▸ **Exercise**
Wherever a picture appears, leave it out; set down everything else in the records exactly.

▸ **Record excerpts**

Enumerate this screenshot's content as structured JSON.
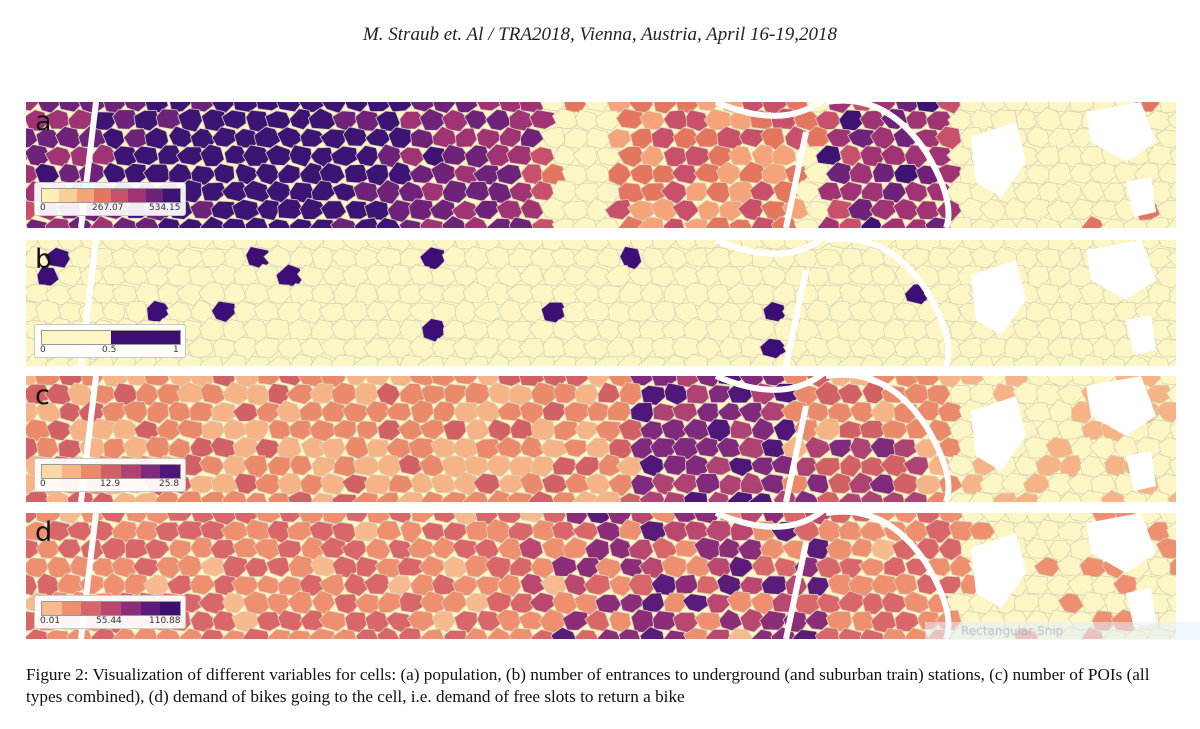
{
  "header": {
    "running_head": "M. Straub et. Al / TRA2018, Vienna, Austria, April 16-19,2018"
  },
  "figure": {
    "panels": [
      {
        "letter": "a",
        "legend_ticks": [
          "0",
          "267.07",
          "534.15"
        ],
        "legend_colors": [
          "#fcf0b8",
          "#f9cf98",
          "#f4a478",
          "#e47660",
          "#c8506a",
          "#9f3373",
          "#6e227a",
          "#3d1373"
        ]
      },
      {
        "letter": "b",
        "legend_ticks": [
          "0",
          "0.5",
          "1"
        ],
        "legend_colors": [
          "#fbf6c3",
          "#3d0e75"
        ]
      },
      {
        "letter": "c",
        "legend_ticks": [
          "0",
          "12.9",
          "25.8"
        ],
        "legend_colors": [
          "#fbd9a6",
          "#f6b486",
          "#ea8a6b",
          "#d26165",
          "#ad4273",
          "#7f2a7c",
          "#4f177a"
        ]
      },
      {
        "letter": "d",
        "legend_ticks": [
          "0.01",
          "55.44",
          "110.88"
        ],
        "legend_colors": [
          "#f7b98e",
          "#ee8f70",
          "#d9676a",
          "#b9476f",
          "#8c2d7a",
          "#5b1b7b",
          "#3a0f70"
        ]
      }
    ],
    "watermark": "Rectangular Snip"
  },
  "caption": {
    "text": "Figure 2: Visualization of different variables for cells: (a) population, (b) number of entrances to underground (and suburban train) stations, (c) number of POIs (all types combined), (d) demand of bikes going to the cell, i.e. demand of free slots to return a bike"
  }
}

▸ **Result of this task**
Enumerate this screenshot's content as structured JSON.
{
  "header": {
    "running_head": "M. Straub et. Al / TRA2018, Vienna, Austria, April 16-19,2018"
  },
  "figure": {
    "panels": [
      {
        "letter": "a",
        "legend_ticks": [
          "0",
          "267.07",
          "534.15"
        ],
        "legend_colors": [
          "#fcf0b8",
          "#f9cf98",
          "#f4a478",
          "#e47660",
          "#c8506a",
          "#9f3373",
          "#6e227a",
          "#3d1373"
        ]
      },
      {
        "letter": "b",
        "legend_ticks": [
          "0",
          "0.5",
          "1"
        ],
        "legend_colors": [
          "#fbf6c3",
          "#3d0e75"
        ]
      },
      {
        "letter": "c",
        "legend_ticks": [
          "0",
          "12.9",
          "25.8"
        ],
        "legend_colors": [
          "#fbd9a6",
          "#f6b486",
          "#ea8a6b",
          "#d26165",
          "#ad4273",
          "#7f2a7c",
          "#4f177a"
        ]
      },
      {
        "letter": "d",
        "legend_ticks": [
          "0.01",
          "55.44",
          "110.88"
        ],
        "legend_colors": [
          "#f7b98e",
          "#ee8f70",
          "#d9676a",
          "#b9476f",
          "#8c2d7a",
          "#5b1b7b",
          "#3a0f70"
        ]
      }
    ],
    "watermark": "Rectangular Snip"
  },
  "caption": {
    "text": "Figure 2: Visualization of different variables for cells: (a) population, (b) number of entrances to underground (and suburban train) stations, (c) number of POIs (all types combined), (d) demand of bikes going to the cell, i.e. demand of free slots to return a bike"
  }
}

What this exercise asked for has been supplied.